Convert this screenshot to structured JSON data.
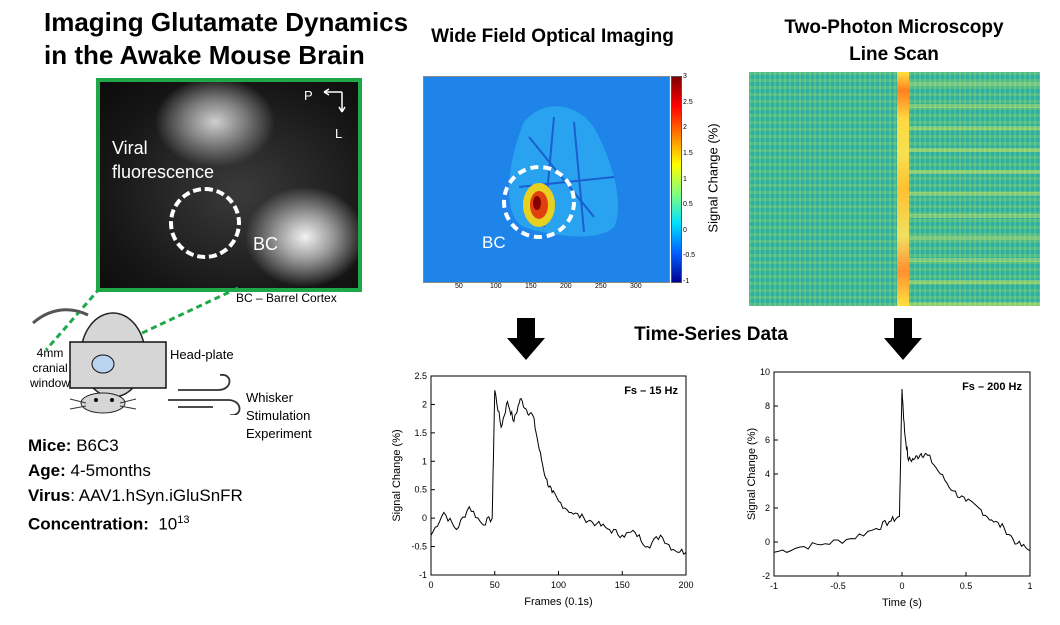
{
  "title": {
    "line1": "Imaging Glutamate Dynamics",
    "line2": "in the Awake Mouse Brain"
  },
  "micrograph": {
    "viral_label_1": "Viral",
    "viral_label_2": "fluorescence",
    "bc_label": "BC",
    "axis_p": "P",
    "axis_l": "L",
    "caption": "BC – Barrel Cortex"
  },
  "mouse": {
    "window_label_1": "4mm",
    "window_label_2": "cranial",
    "window_label_3": "window",
    "headplate_label": "Head-plate",
    "stim_label_1": "Whisker",
    "stim_label_2": "Stimulation",
    "stim_label_3": "Experiment"
  },
  "info": {
    "mice_key": "Mice:",
    "mice_val": " B6C3",
    "age_key": "Age:",
    "age_val": " 4-5months",
    "virus_key": "Virus",
    "virus_val": ": AAV1.hSyn.iGluSnFR",
    "conc_key": "Concentration:",
    "conc_base": "10",
    "conc_exp": "13"
  },
  "widefield": {
    "heading": "Wide Field Optical Imaging",
    "bc_label": "BC",
    "colorbar_label": "Signal Change (%)",
    "colorbar_ticks": [
      "3",
      "2.5",
      "2",
      "1.5",
      "1",
      "0.5",
      "0",
      "-0.5",
      "-1"
    ],
    "x_ticks": [
      "50",
      "100",
      "150",
      "200",
      "250",
      "300"
    ]
  },
  "twophoton": {
    "heading_1": "Two-Photon Microscopy",
    "heading_2": "Line Scan"
  },
  "timeseries_heading": "Time-Series Data",
  "chart_data": [
    {
      "type": "line",
      "annotation": "Fs – 15 Hz",
      "xlabel": "Frames (0.1s)",
      "ylabel": "Signal Change (%)",
      "xlim": [
        0,
        200
      ],
      "ylim": [
        -1,
        2.5
      ],
      "x_ticks": [
        0,
        50,
        100,
        150,
        200
      ],
      "y_ticks": [
        -1,
        -0.5,
        0,
        0.5,
        1,
        1.5,
        2,
        2.5
      ],
      "x": [
        0,
        10,
        20,
        30,
        40,
        48,
        50,
        55,
        60,
        65,
        70,
        75,
        80,
        85,
        90,
        95,
        100,
        110,
        120,
        130,
        140,
        150,
        160,
        170,
        180,
        190,
        200
      ],
      "y": [
        -0.3,
        0.1,
        -0.2,
        0.2,
        -0.1,
        0.0,
        2.25,
        1.6,
        2.05,
        1.7,
        2.1,
        1.9,
        1.8,
        1.2,
        0.7,
        0.45,
        0.3,
        0.1,
        0.0,
        -0.1,
        -0.2,
        -0.3,
        -0.25,
        -0.5,
        -0.3,
        -0.55,
        -0.6
      ]
    },
    {
      "type": "line",
      "annotation": "Fs – 200 Hz",
      "xlabel": "Time (s)",
      "ylabel": "Signal Change (%)",
      "xlim": [
        -1,
        1
      ],
      "ylim": [
        -2,
        10
      ],
      "x_ticks": [
        -1,
        -0.5,
        0,
        0.5,
        1
      ],
      "y_ticks": [
        -2,
        0,
        2,
        4,
        6,
        8,
        10
      ],
      "x": [
        -1,
        -0.8,
        -0.6,
        -0.4,
        -0.2,
        -0.1,
        -0.02,
        0.0,
        0.02,
        0.05,
        0.1,
        0.15,
        0.2,
        0.3,
        0.4,
        0.5,
        0.6,
        0.7,
        0.8,
        0.9,
        1.0
      ],
      "y": [
        -0.6,
        -0.3,
        -0.1,
        0.2,
        0.8,
        1.2,
        1.5,
        9.0,
        6.5,
        4.8,
        4.9,
        5.2,
        5.1,
        4.0,
        3.0,
        2.4,
        2.0,
        1.3,
        0.8,
        -0.1,
        -0.5
      ]
    }
  ]
}
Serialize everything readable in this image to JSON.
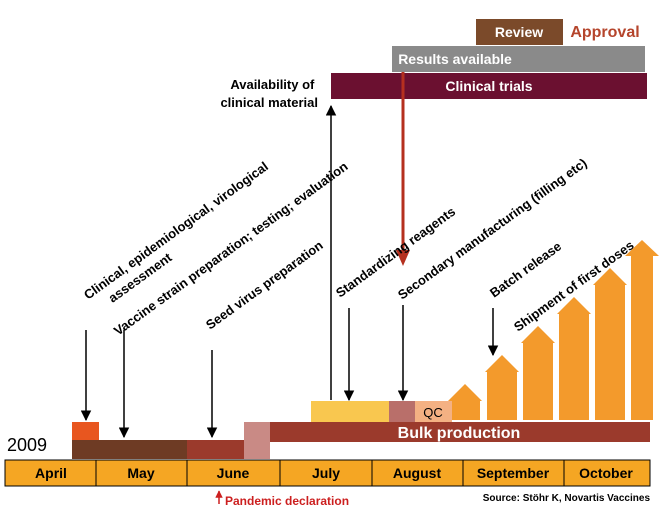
{
  "top": {
    "review": "Review",
    "approval": "Approval",
    "results_available": "Results available",
    "clinical_trials": "Clinical trials",
    "availability": [
      "Availability of",
      "clinical material"
    ]
  },
  "labels": {
    "assessment": [
      "Clinical, epidemiological, virological",
      "assessment"
    ],
    "vaccine_strain": "Vaccine strain preparation; testing; evaluation",
    "seed_virus": "Seed virus preparation",
    "standardizing": "Standardizing reagents",
    "secondary": "Secondary manufacturing (filling etc)",
    "batch_release": "Batch release",
    "shipment": "Shipment of first doses"
  },
  "year": "2009",
  "qc": "QC",
  "bulk_production": "Bulk production",
  "months": [
    "April",
    "May",
    "June",
    "July",
    "August",
    "September",
    "October"
  ],
  "pandemic": "Pandemic declaration",
  "source": "Source: Stöhr K, Novartis Vaccines",
  "colors": {
    "review_box": "#7b4a2a",
    "approval_text": "#b5452c",
    "results_box": "#8a8a8a",
    "clinical_box": "#6b1030",
    "month_bar": "#f5a623",
    "bulk": "#9b3a2c",
    "early_bar": "#6e3b24",
    "june_bar": "#9b3a2c",
    "small_orange": "#e8561f",
    "july_block": "#f9c74f",
    "qc_box": "#f4b183",
    "transition": "#c98a85",
    "arrows": "#f39a2c",
    "red_arrow": "#b5301f",
    "pandemic_text": "#cc1f1f"
  }
}
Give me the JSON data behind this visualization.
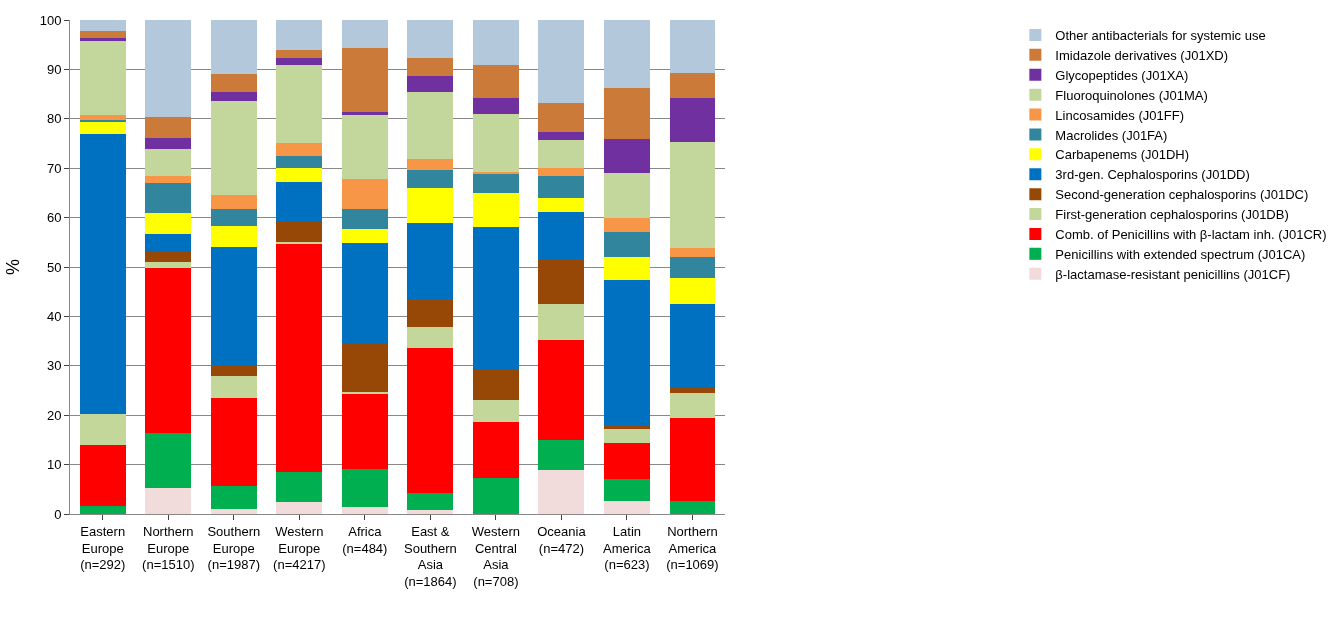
{
  "chart_data": {
    "type": "bar",
    "stacked": true,
    "ylabel": "%",
    "ylim": [
      0,
      100
    ],
    "yticks": [
      0,
      10,
      20,
      30,
      40,
      50,
      60,
      70,
      80,
      90,
      100
    ],
    "grid": "y",
    "legend": "right",
    "categories": [
      "Eastern\nEurope\n(n=292)",
      "Northern\nEurope\n(n=1510)",
      "Southern\nEurope\n(n=1987)",
      "Western\nEurope\n(n=4217)",
      "Africa\n(n=484)",
      "East &\nSouthern\nAsia\n(n=1864)",
      "Western\nCentral\nAsia\n(n=708)",
      "Oceania\n(n=472)",
      "Latin\nAmerica\n(n=623)",
      "Northern\nAmerica\n(n=1069)"
    ],
    "series": [
      {
        "name": "β-lactamase-resistant penicillins (J01CF)",
        "color": "#f2dcdb",
        "values": [
          0,
          5.2,
          1.0,
          2.4,
          1.5,
          0.8,
          0,
          9.0,
          2.7,
          0
        ]
      },
      {
        "name": "Penicillins with extended spectrum (J01CA)",
        "color": "#00b050",
        "values": [
          1.7,
          11.1,
          4.7,
          6.1,
          7.7,
          3.5,
          7.2,
          6.0,
          4.3,
          2.7
        ]
      },
      {
        "name": "Comb. of Penicillins with β-lactam inh. (J01CR)",
        "color": "#ff0000",
        "values": [
          12.3,
          33.5,
          17.7,
          46.2,
          15.1,
          29.4,
          11.5,
          20.2,
          7.4,
          16.7
        ]
      },
      {
        "name": "First-generation cephalosporins (J01DB)",
        "color": "#c4d79b",
        "values": [
          6.2,
          1.2,
          4.6,
          0.4,
          0.3,
          4.1,
          4.4,
          7.4,
          2.9,
          5.0
        ]
      },
      {
        "name": "Second-generation cephalosporins (J01DC)",
        "color": "#974706",
        "values": [
          0,
          2.2,
          2.2,
          4.3,
          10.1,
          5.5,
          6.0,
          8.9,
          0.5,
          1.1
        ]
      },
      {
        "name": "3rd-gen. Cephalosporins (J01DD)",
        "color": "#0070c0",
        "values": [
          56.8,
          3.5,
          23.9,
          7.8,
          20.1,
          15.7,
          28.9,
          9.6,
          29.6,
          17.1
        ]
      },
      {
        "name": "Carbapenems (J01DH)",
        "color": "#ffff00",
        "values": [
          2.3,
          4.3,
          4.2,
          2.9,
          2.8,
          6.9,
          6.9,
          2.8,
          4.6,
          5.1
        ]
      },
      {
        "name": "Macrolides (J01FA)",
        "color": "#31859c",
        "values": [
          0.5,
          6.1,
          3.5,
          2.4,
          4.1,
          3.7,
          4.0,
          4.6,
          5.1,
          4.4
        ]
      },
      {
        "name": "Lincosamides (J01FF)",
        "color": "#f79646",
        "values": [
          0.9,
          1.4,
          2.8,
          2.6,
          6.1,
          2.3,
          0.4,
          1.6,
          2.9,
          1.7
        ]
      },
      {
        "name": "Fluoroquinolones (J01MA)",
        "color": "#c3d69b",
        "values": [
          15.1,
          5.3,
          19.0,
          15.7,
          13.0,
          13.6,
          11.6,
          5.7,
          9.1,
          21.6
        ]
      },
      {
        "name": "Glycopeptides (J01XA)",
        "color": "#7030a0",
        "values": [
          0.5,
          2.4,
          1.9,
          1.5,
          0.6,
          3.2,
          3.4,
          1.5,
          6.8,
          8.8
        ]
      },
      {
        "name": "Imidazole derivatives (J01XD)",
        "color": "#cc7a3a",
        "values": [
          1.5,
          4.1,
          3.6,
          1.6,
          13.0,
          3.6,
          6.6,
          6.0,
          10.4,
          5.0
        ]
      },
      {
        "name": "Other antibacterials for systemic use",
        "color": "#b4c8dc",
        "values": [
          2.2,
          19.7,
          10.9,
          6.1,
          5.6,
          7.7,
          9.1,
          16.7,
          13.7,
          10.8
        ]
      }
    ]
  }
}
****************************************
> _WHAT THE EXERCISE ASKS_: Select all lines in the listing above where the word "nEurope" appears, and show them.

> _RESPONSE_:
      "Eastern\nEurope\n(n=292)",
      "Northern\nEurope\n(n=1510)",
      "Southern\nEurope\n(n=1987)",
      "Western\nEurope\n(n=4217)",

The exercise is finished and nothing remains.